The problem: Each line that holds the word "Субсидии" counts once; report how many lines do so and nothing else.

Excerpted data:
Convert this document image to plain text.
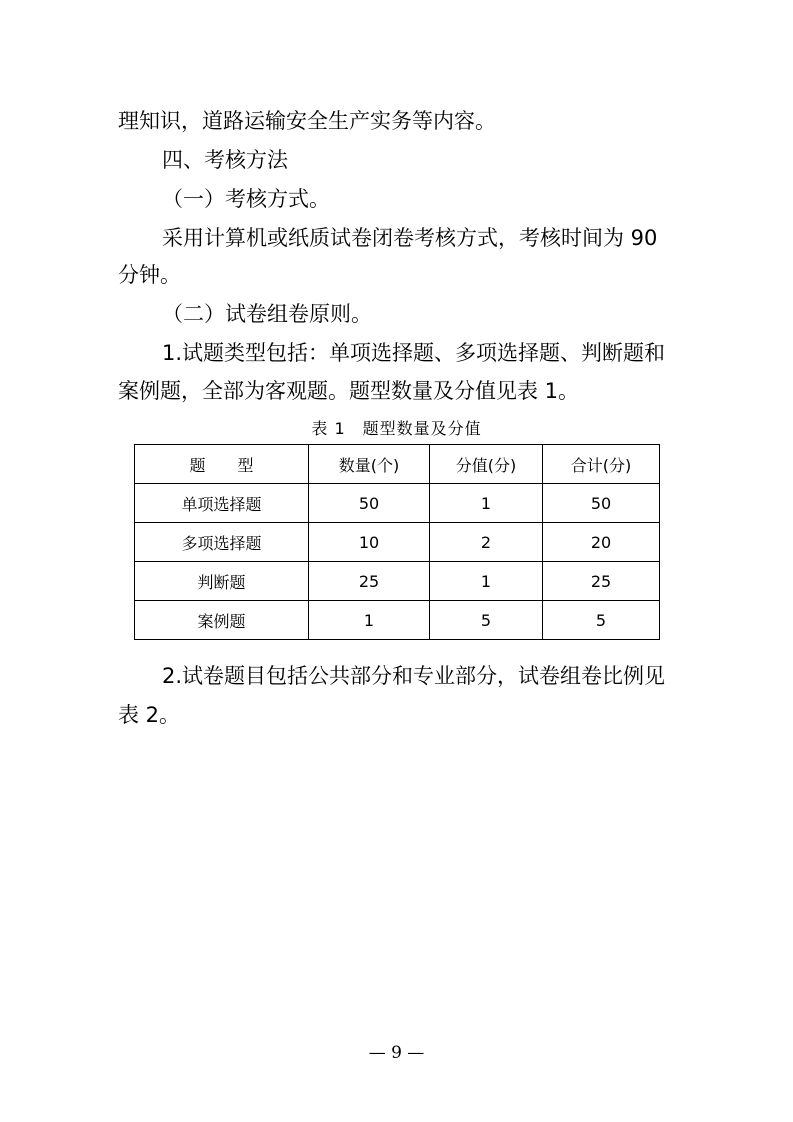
理知识，道路运输安全生产实务等内容。
四、考核方法
（一）考核方式。
采用计算机或纸质试卷闭卷考核方式，考核时间为 90
分钟。
（二）试卷组卷原则。
1.试题类型包括：单项选择题、多项选择题、判断题和
案例题，全部为客观题。题型数量及分值见表 1。
表 1　题型数量及分值
题　　型	数量(个)	分值(分)	合计(分)
单项选择题	50	1	50
多项选择题	10	2	20
判断题	25	1	25
案例题	1	5	5
2.试卷题目包括公共部分和专业部分，试卷组卷比例见
表 2。
— 9 —
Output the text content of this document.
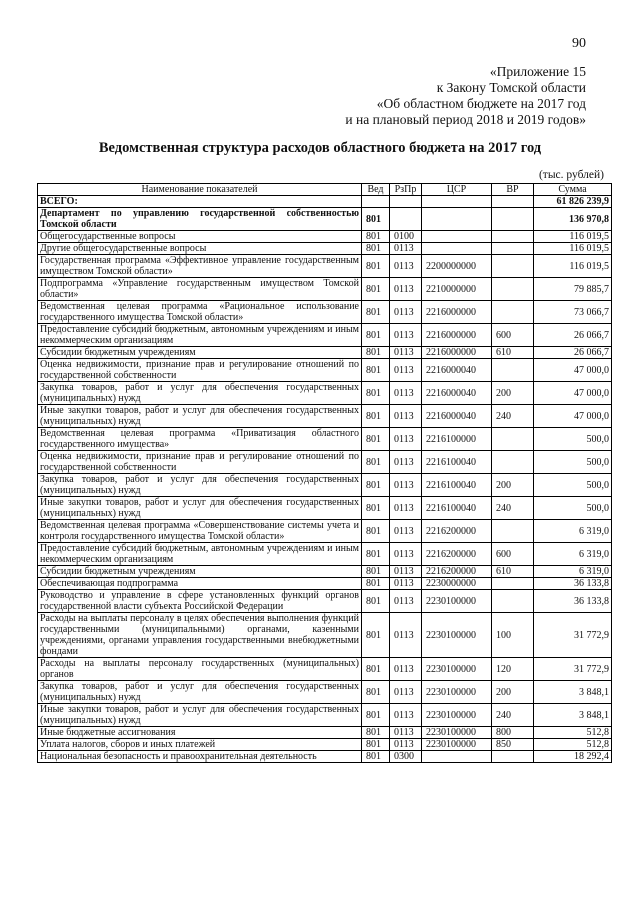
90
«Приложение 15
к Закону Томской области
«Об областном бюджете на 2017 год
и на плановый период 2018 и 2019 годов»
Ведомственная структура расходов областного бюджета на 2017 год
(тыс. рублей)
Наименование показателей	Вед	РзПр	ЦСР	ВР	Сумма
ВСЕГО:					61 826 239,9
Департамент по управлению государственной собственностью Томской области	801				136 970,8
Общегосударственные вопросы	801	0100			116 019,5
Другие общегосударственные вопросы	801	0113			116 019,5
Государственная программа «Эффективное управление государственным имуществом Томской области»	801	0113	2200000000		116 019,5
Подпрограмма «Управление государственным имуществом Томской области»	801	0113	2210000000		79 885,7
Ведомственная целевая программа «Рациональное использование государственного имущества Томской области»	801	0113	2216000000		73 066,7
Предоставление субсидий бюджетным, автономным учреждениям и иным некоммерческим организациям	801	0113	2216000000	600	26 066,7
Субсидии бюджетным учреждениям	801	0113	2216000000	610	26 066,7
Оценка недвижимости, признание прав и регулирование отношений по государственной собственности	801	0113	2216000040		47 000,0
Закупка товаров, работ и услуг для обеспечения государственных (муниципальных) нужд	801	0113	2216000040	200	47 000,0
Иные закупки товаров, работ и услуг для обеспечения государственных (муниципальных) нужд	801	0113	2216000040	240	47 000,0
Ведомственная целевая программа «Приватизация областного государственного имущества»	801	0113	2216100000		500,0
Оценка недвижимости, признание прав и регулирование отношений по государственной собственности	801	0113	2216100040		500,0
Закупка товаров, работ и услуг для обеспечения государственных (муниципальных) нужд	801	0113	2216100040	200	500,0
Иные закупки товаров, работ и услуг для обеспечения государственных (муниципальных) нужд	801	0113	2216100040	240	500,0
Ведомственная целевая программа «Совершенствование системы учета и контроля государственного имущества Томской области»	801	0113	2216200000		6 319,0
Предоставление субсидий бюджетным, автономным учреждениям и иным некоммерческим организациям	801	0113	2216200000	600	6 319,0
Субсидии бюджетным учреждениям	801	0113	2216200000	610	6 319,0
Обеспечивающая подпрограмма	801	0113	2230000000		36 133,8
Руководство и управление в сфере установленных функций органов государственной власти субъекта Российской Федерации	801	0113	2230100000		36 133,8
Расходы на выплаты персоналу в целях обеспечения выполнения функций государственными (муниципальными) органами, казенными учреждениями, органами управления государственными внебюджетными фондами	801	0113	2230100000	100	31 772,9
Расходы на выплаты персоналу государственных (муниципальных) органов	801	0113	2230100000	120	31 772,9
Закупка товаров, работ и услуг для обеспечения государственных (муниципальных) нужд	801	0113	2230100000	200	3 848,1
Иные закупки товаров, работ и услуг для обеспечения государственных (муниципальных) нужд	801	0113	2230100000	240	3 848,1
Иные бюджетные ассигнования	801	0113	2230100000	800	512,8
Уплата налогов, сборов и иных платежей	801	0113	2230100000	850	512,8
Национальная безопасность и правоохранительная деятельность	801	0300			18 292,4
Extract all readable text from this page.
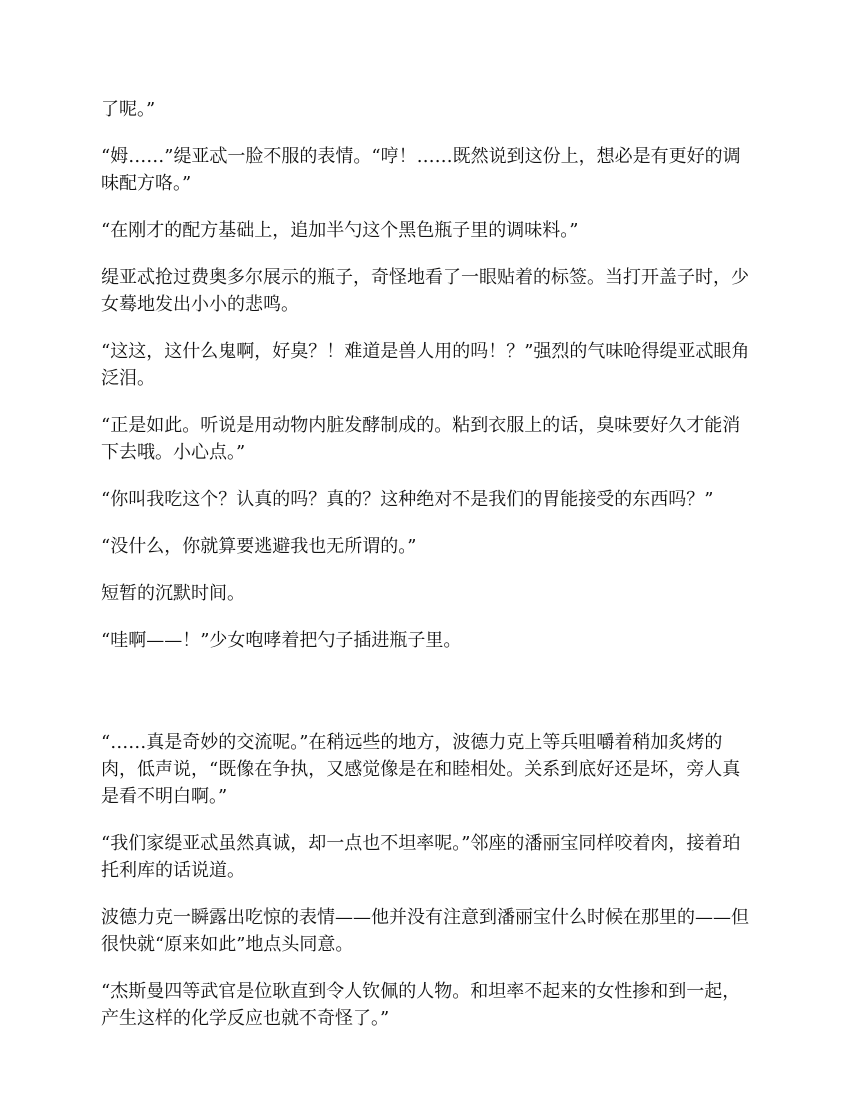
了呢。”

“姆……”缇亚忒一脸不服的表情。“哼！……既然说到这份上，想必是有更好的调味配方咯。”

“在刚才的配方基础上，追加半勺这个黑色瓶子里的调味料。”

缇亚忒抢过费奥多尔展示的瓶子，奇怪地看了一眼贴着的标签。当打开盖子时，少女蓦地发出小小的悲鸣。

“这这，这什么鬼啊，好臭？！难道是兽人用的吗！？”强烈的气味呛得缇亚忒眼角泛泪。

“正是如此。听说是用动物内脏发酵制成的。粘到衣服上的话，臭味要好久才能消下去哦。小心点。”

“你叫我吃这个？认真的吗？真的？这种绝对不是我们的胃能接受的东西吗？”

“没什么，你就算要逃避我也无所谓的。”

短暂的沉默时间。

“哇啊——！”少女咆哮着把勺子插进瓶子里。

“……真是奇妙的交流呢。”在稍远些的地方，波德力克上等兵咀嚼着稍加炙烤的肉，低声说，“既像在争执，又感觉像是在和睦相处。关系到底好还是坏，旁人真是看不明白啊。”

“我们家缇亚忒虽然真诚，却一点也不坦率呢。”邻座的潘丽宝同样咬着肉，接着珀托利库的话说道。

波德力克一瞬露出吃惊的表情——他并没有注意到潘丽宝什么时候在那里的——但很快就“原来如此”地点头同意。

“杰斯曼四等武官是位耿直到令人钦佩的人物。和坦率不起来的女性掺和到一起，产生这样的化学反应也就不奇怪了。”
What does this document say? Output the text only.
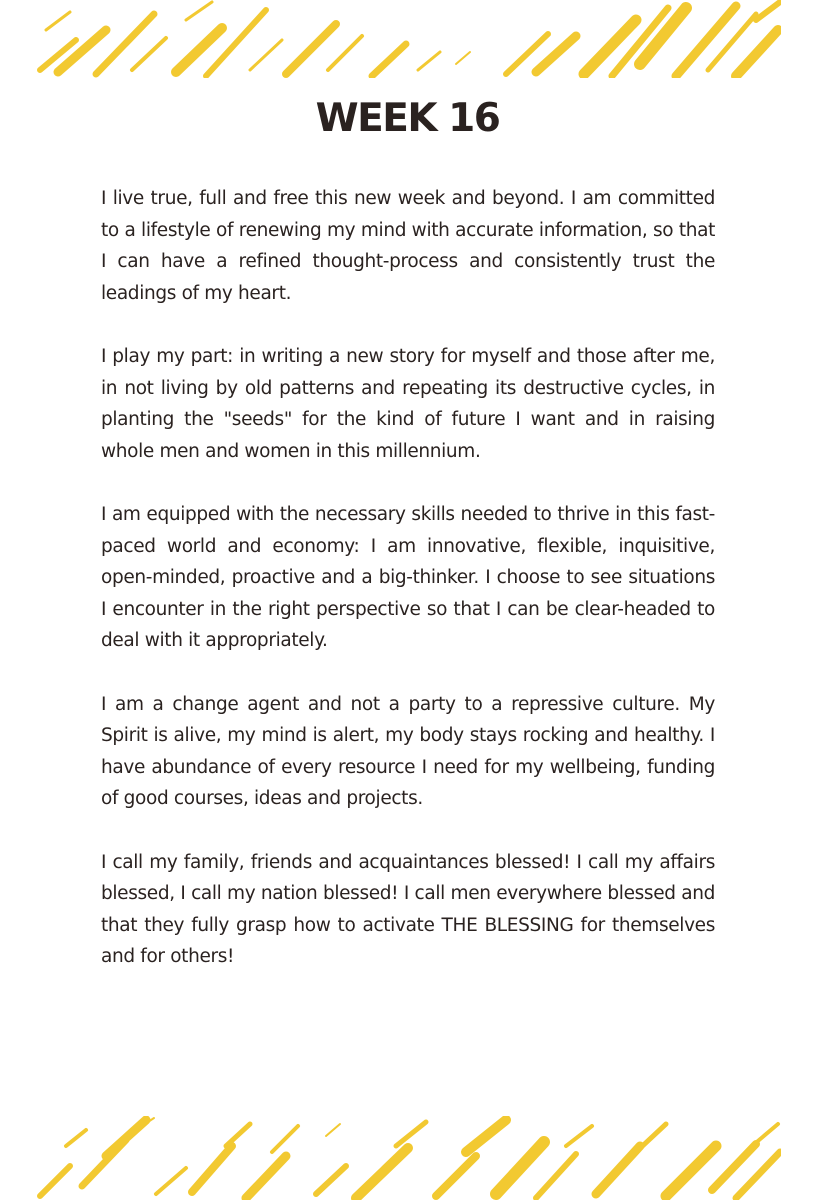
WEEK 16

I live true, full and free this new week and beyond. I am committed to a lifestyle of renewing my mind with accurate information, so that I can have a refined thought-process and consistently trust the leadings of my heart.

I play my part: in writing a new story for myself and those after me, in not living by old patterns and repeating its destructive cycles, in planting the "seeds" for the kind of future I want and in raising whole men and women in this millennium.

I am equipped with the necessary skills needed to thrive in this fast-paced world and economy: I am innovative, flexible, inquisitive, open-minded, proactive and a big-thinker. I choose to see situations I encounter in the right perspective so that I can be clear-headed to deal with it appropriately.

I am a change agent and not a party to a repressive culture. My Spirit is alive, my mind is alert, my body stays rocking and healthy. I have abundance of every resource I need for my wellbeing, funding of good courses, ideas and projects.

I call my family, friends and acquaintances blessed! I call my affairs blessed, I call my nation blessed! I call men everywhere blessed and that they fully grasp how to activate THE BLESSING for themselves and for others!
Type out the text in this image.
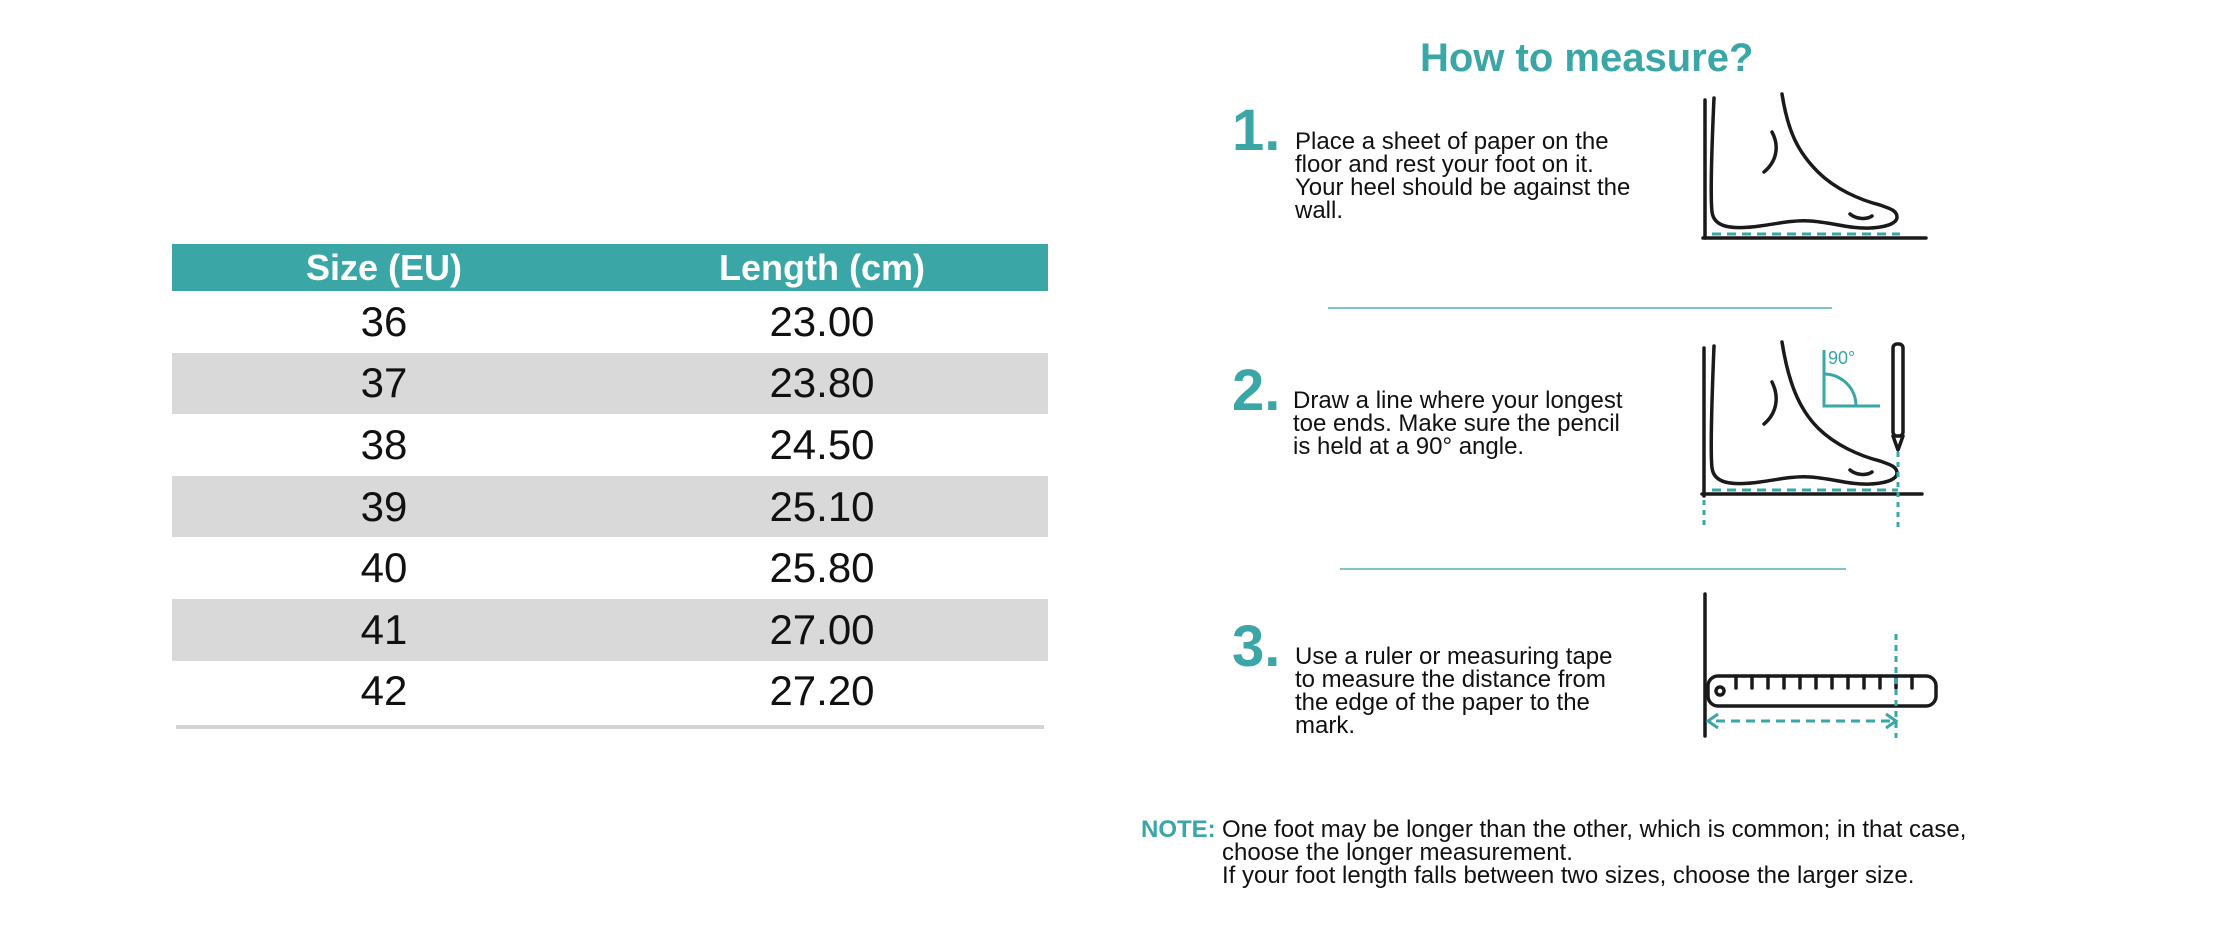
Size (EU)	Length (cm)
36	23.00
37	23.80
38	24.50
39	25.10
40	25.80
41	27.00
42	27.20
How to measure?
1. Place a sheet of paper on the
floor and rest your foot on it.
Your heel should be against the
wall.
2. Draw a line where your longest
toe ends. Make sure the pencil
is held at a 90° angle.
90°
3. Use a ruler or measuring tape
to measure the distance from
the edge of the paper to the
mark.
NOTE: One foot may be longer than the other, which is common; in that case,
choose the longer measurement.
If your foot length falls between two sizes, choose the larger size.
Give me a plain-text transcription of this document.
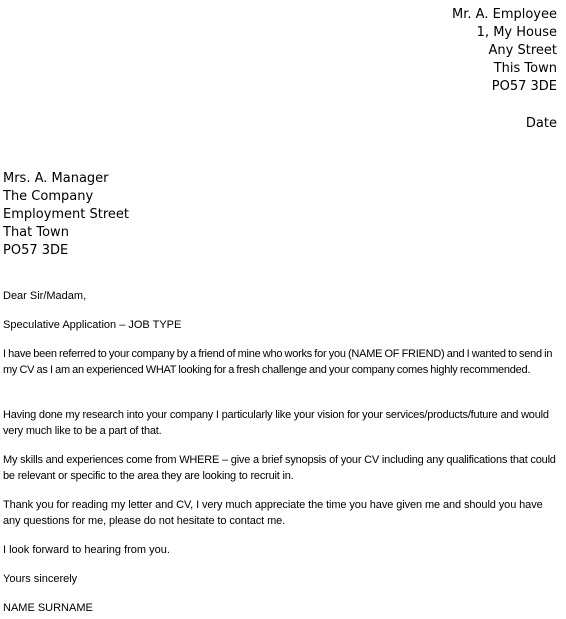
Mr. A. Employee
1, My House
Any Street
This Town
PO57 3DE
Date
Mrs. A. Manager
The Company
Employment Street
That Town
PO57 3DE

Dear Sir/Madam,

Speculative Application – JOB TYPE

I have been referred to your company by a friend of mine who works for you (NAME OF FRIEND) and I wanted to send in my CV as I am an experienced WHAT looking for a fresh challenge and your company comes highly recommended.

Having done my research into your company I particularly like your vision for your services/products/future and would very much like to be a part of that.

My skills and experiences come from WHERE – give a brief synopsis of your CV including any qualifications that could be relevant or specific to the area they are looking to recruit in.

Thank you for reading my letter and CV, I very much appreciate the time you have given me and should you have any questions for me, please do not hesitate to contact me.

I look forward to hearing from you.

Yours sincerely

NAME SURNAME
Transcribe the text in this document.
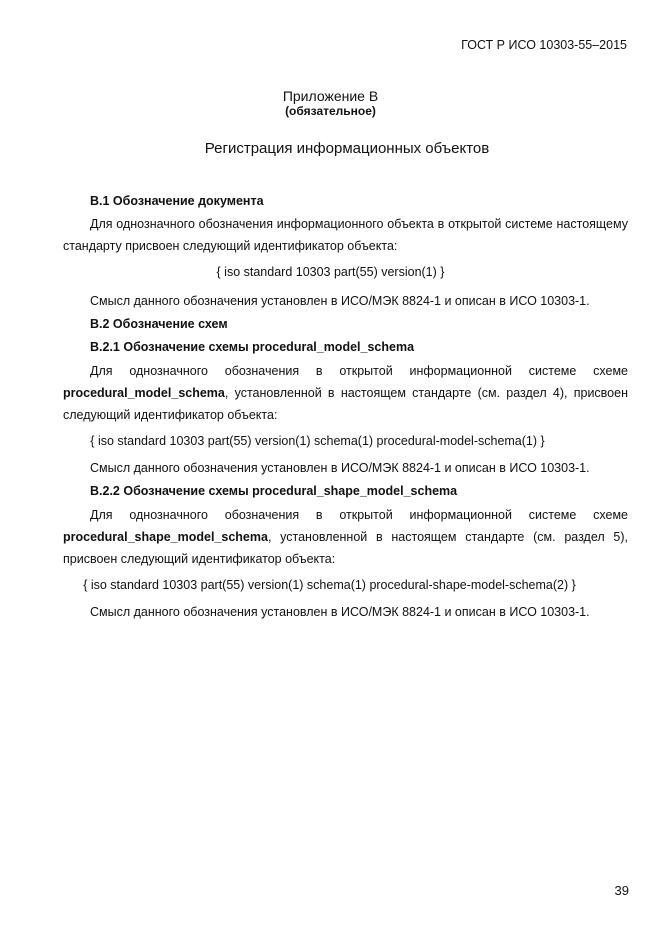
ГОСТ Р ИСО 10303-55–2015
Приложение В
(обязательное)
Регистрация информационных объектов
В.1 Обозначение документа

Для однозначного обозначения информационного объекта в открытой системе настоящему стандарту присвоен следующий идентификатор объекта:

{ iso standard 10303 part(55) version(1) }
Смысл данного обозначения установлен в ИСО/МЭК 8824-1 и описан в ИСО 10303-1.
В.2 Обозначение схем
В.2.1 Обозначение схемы procedural_model_schema

Для однозначного обозначения в открытой информационной системе схеме procedural_model_schema, установленной в настоящем стандарте (см. раздел 4), присвоен следующий идентификатор объекта:

{ iso standard 10303 part(55) version(1) schema(1) procedural-model-schema(1) }
Смысл данного обозначения установлен в ИСО/МЭК 8824-1 и описан в ИСО 10303-1.
В.2.2 Обозначение схемы procedural_shape_model_schema

Для однозначного обозначения в открытой информационной системе схеме procedural_shape_model_schema, установленной в настоящем стандарте (см. раздел 5), присвоен следующий идентификатор объекта:

{ iso standard 10303 part(55) version(1) schema(1) procedural-shape-model-schema(2) }
Смысл данного обозначения установлен в ИСО/МЭК 8824-1 и описан в ИСО 10303-1.
39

Written response: 2